[Figure dataset records]
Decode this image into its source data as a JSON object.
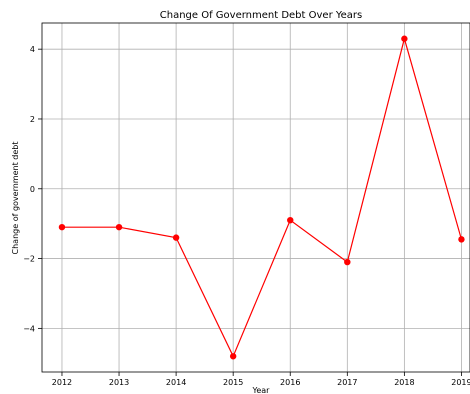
{
  "chart_data": {
    "type": "line",
    "title": "Change Of Government Debt Over Years",
    "xlabel": "Year",
    "ylabel": "Change of government debt",
    "x": [
      "2012",
      "2013",
      "2014",
      "2015",
      "2016",
      "2017",
      "2018",
      "2019"
    ],
    "series": [
      {
        "values": [
          -1.1,
          -1.1,
          -1.4,
          -4.8,
          -0.9,
          -2.1,
          4.3,
          -1.45
        ],
        "color": "#ff0000",
        "marker": "circle"
      }
    ],
    "x_ticks": [
      "2012",
      "2013",
      "2014",
      "2015",
      "2016",
      "2017",
      "2018",
      "2019"
    ],
    "y_ticks": [
      -4,
      -2,
      0,
      2,
      4
    ],
    "y_tick_labels": [
      "−4",
      "−2",
      "0",
      "2",
      "4"
    ],
    "xlim": [
      2011.65,
      2019.15
    ],
    "ylim": [
      -5.25,
      4.75
    ],
    "grid": true
  }
}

▸ EXERCISE DETAILS:
Where a line above contains the word "Change", copy that line.

▸ RESPONSE:
    "title": "Change Of Government Debt Over Years",
    "ylabel": "Change of government debt",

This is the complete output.